▸ Task material
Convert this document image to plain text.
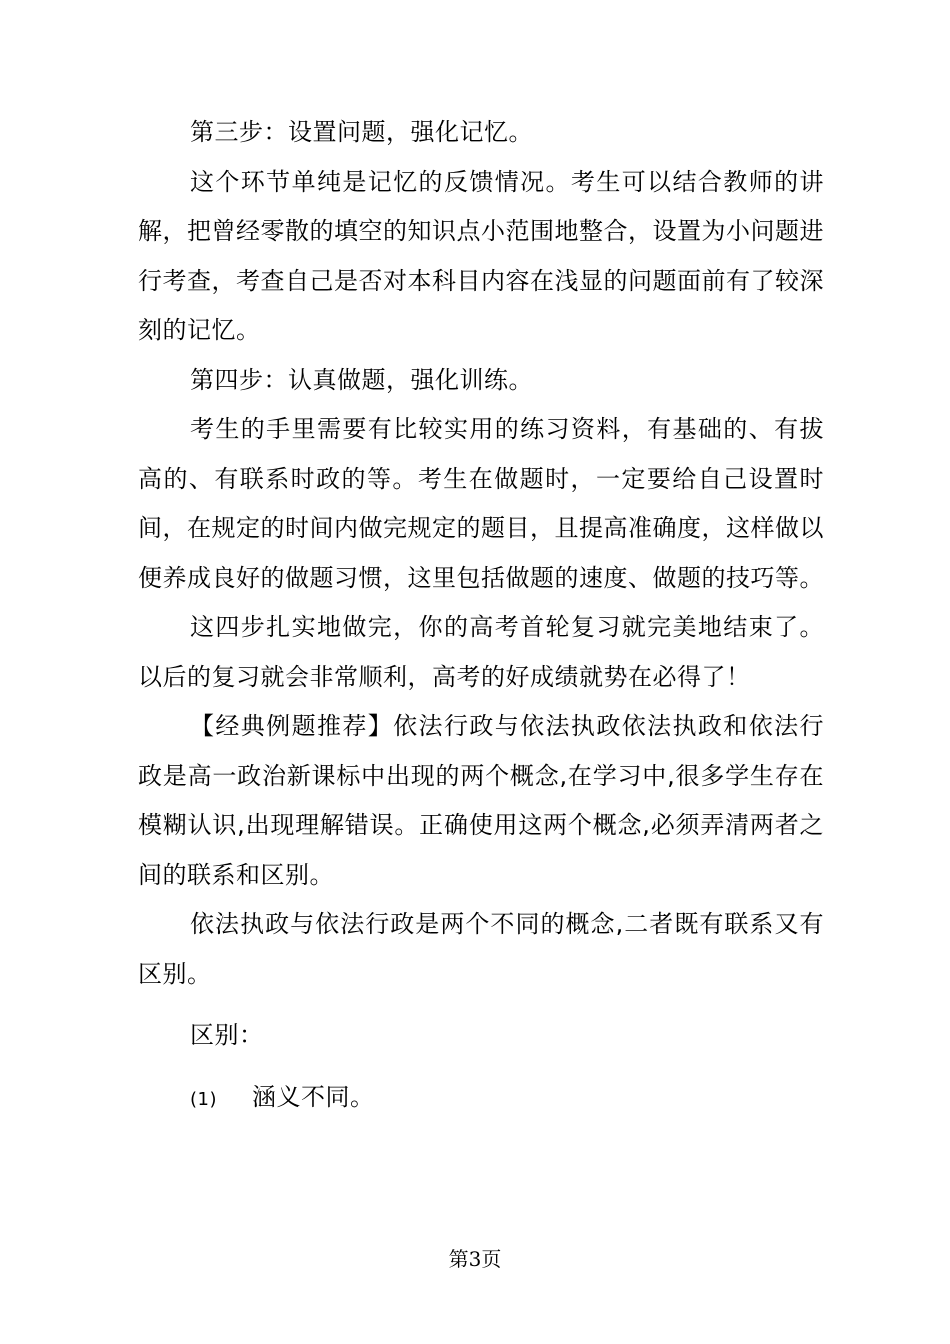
第三步：设置问题，强化记忆。

这个环节单纯是记忆的反馈情况。考生可以结合教师的讲解，把曾经零散的填空的知识点小范围地整合，设置为小问题进行考查，考查自己是否对本科目内容在浅显的问题面前有了较深刻的记忆。

第四步：认真做题，强化训练。

考生的手里需要有比较实用的练习资料，有基础的、有拔高的、有联系时政的等。考生在做题时，一定要给自己设置时间，在规定的时间内做完规定的题目，且提高准确度，这样做以便养成良好的做题习惯，这里包括做题的速度、做题的技巧等。

这四步扎实地做完，你的高考首轮复习就完美地结束了。以后的复习就会非常顺利，高考的好成绩就势在必得了！

【经典例题推荐】依法行政与依法执政依法执政和依法行政是高一政治新课标中出现的两个概念,在学习中,很多学生存在模糊认识,出现理解错误。正确使用这两个概念,必须弄清两者之间的联系和区别。

依法执政与依法行政是两个不同的概念,二者既有联系又有区别。

区别：

(1)	涵义不同。
第3页
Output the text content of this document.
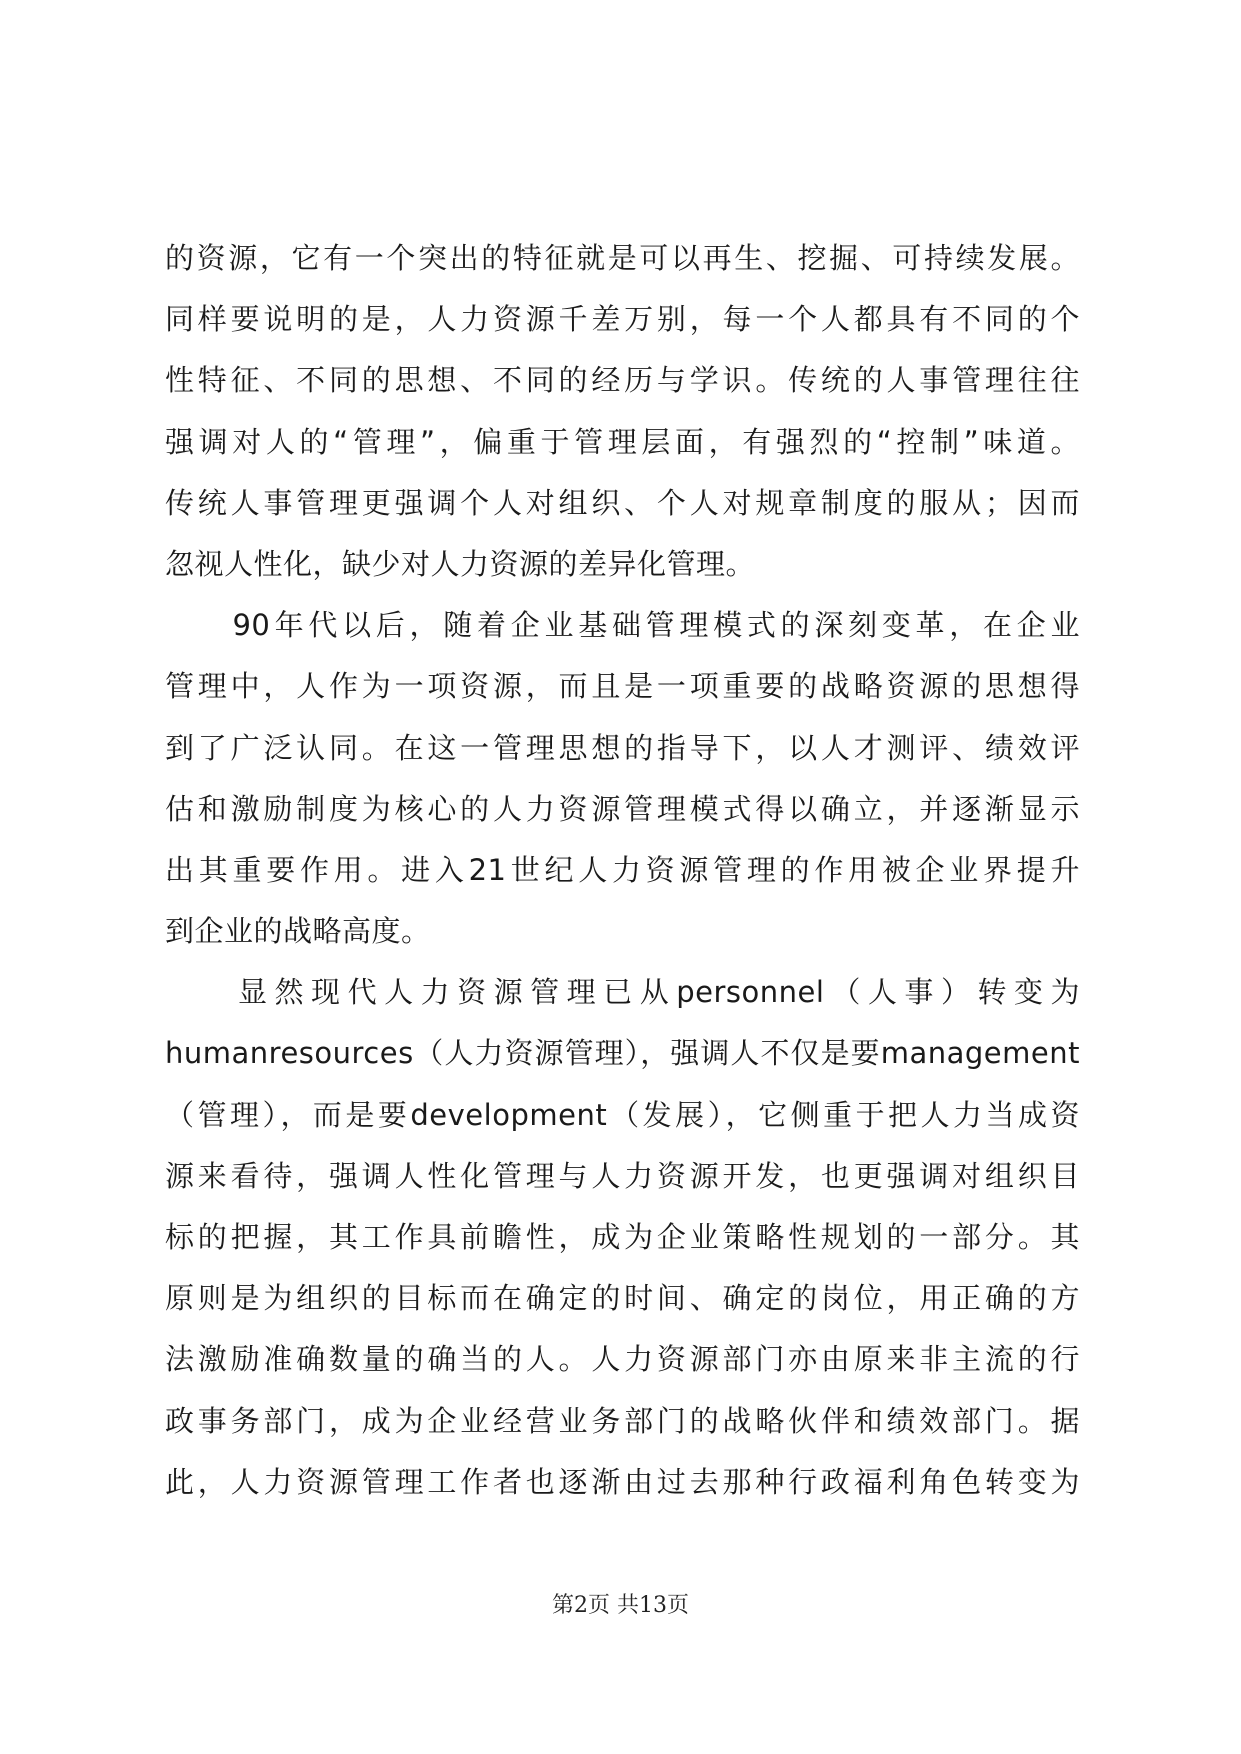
的资源，它有一个突出的特征就是可以再生、挖掘、可持续发展。
同样要说明的是，人力资源千差万别，每一个人都具有不同的个
性特征、不同的思想、不同的经历与学识。传统的人事管理往往
强调对人的“管理”，偏重于管理层面，有强烈的“控制”味道。
传统人事管理更强调个人对组织、个人对规章制度的服从；因而
忽视人性化，缺少对人力资源的差异化管理。
　　90年代以后，随着企业基础管理模式的深刻变革，在企业
管理中，人作为一项资源，而且是一项重要的战略资源的思想得
到了广泛认同。在这一管理思想的指导下，以人才测评、绩效评
估和激励制度为核心的人力资源管理模式得以确立，并逐渐显示
出其重要作用。进入21世纪人力资源管理的作用被企业界提升
到企业的战略高度。
　　显然现代人力资源管理已从personnel（人事）转变为
humanresources（人力资源管理），强调人不仅是要management
（管理），而是要development（发展），它侧重于把人力当成资
源来看待，强调人性化管理与人力资源开发，也更强调对组织目
标的把握，其工作具前瞻性，成为企业策略性规划的一部分。其
原则是为组织的目标而在确定的时间、确定的岗位，用正确的方
法激励准确数量的确当的人。人力资源部门亦由原来非主流的行
政事务部门，成为企业经营业务部门的战略伙伴和绩效部门。据
此，人力资源管理工作者也逐渐由过去那种行政福利角色转变为
第2页 共13页
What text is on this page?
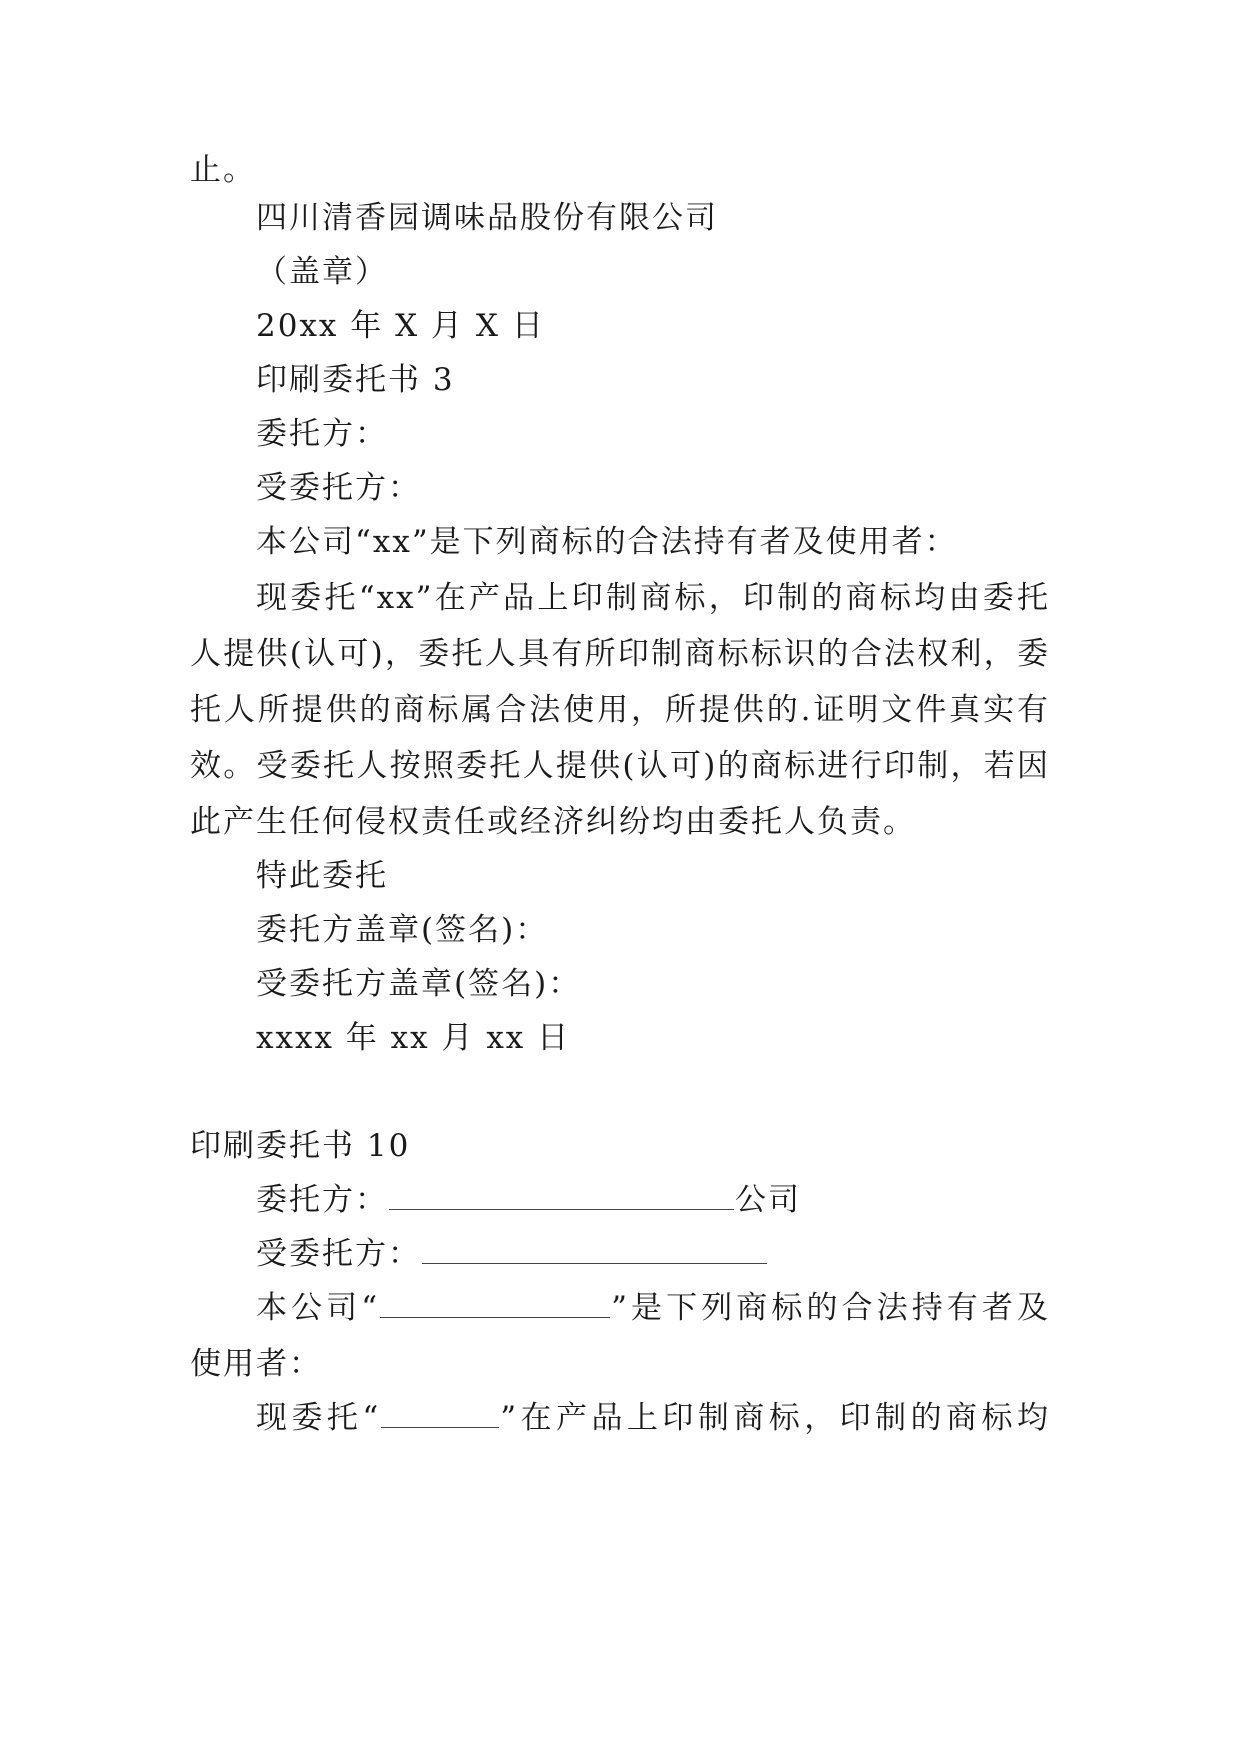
止。
四川清香园调味品股份有限公司
（盖章）
20xx 年 X 月 X 日
印刷委托书 3
委托方：
受委托方：
本公司“xx”是下列商标的合法持有者及使用者：
现委托“xx”在产品上印制商标，印制的商标均由委托
人提供(认可)，委托人具有所印制商标标识的合法权利，委
托人所提供的商标属合法使用，所提供的.证明文件真实有
效。受委托人按照委托人提供(认可)的商标进行印制，若因
此产生任何侵权责任或经济纠纷均由委托人负责。
特此委托
委托方盖章(签名)：
受委托方盖章(签名)：
xxxx 年 xx 月 xx 日
印刷委托书 10
委托方：	公司
受委托方：
本公司“	”是下列商标的合法持有者及
使用者：
现委托“	”在产品上印制商标，印制的商标均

▸ What is needed
From the material above, write out exactly the lines from the line with "What text is on this page?" through the closing line, inclusive, and no pictures.

▸ Task output
What text is on this page?
止。
四川清香园调味品股份有限公司
（盖章）
20xx 年 X 月 X 日
印刷委托书 3
委托方：
受委托方：
本公司“xx”是下列商标的合法持有者及使用者：
现委托“xx”在产品上印制商标，印制的商标均由委托
人提供(认可)，委托人具有所印制商标标识的合法权利，委
托人所提供的商标属合法使用，所提供的.证明文件真实有
效。受委托人按照委托人提供(认可)的商标进行印制，若因
此产生任何侵权责任或经济纠纷均由委托人负责。
特此委托
委托方盖章(签名)：
受委托方盖章(签名)：
xxxx 年 xx 月 xx 日
印刷委托书 10
委托方：	公司
受委托方：
本公司“	”是下列商标的合法持有者及
使用者：
现委托“	”在产品上印制商标，印制的商标均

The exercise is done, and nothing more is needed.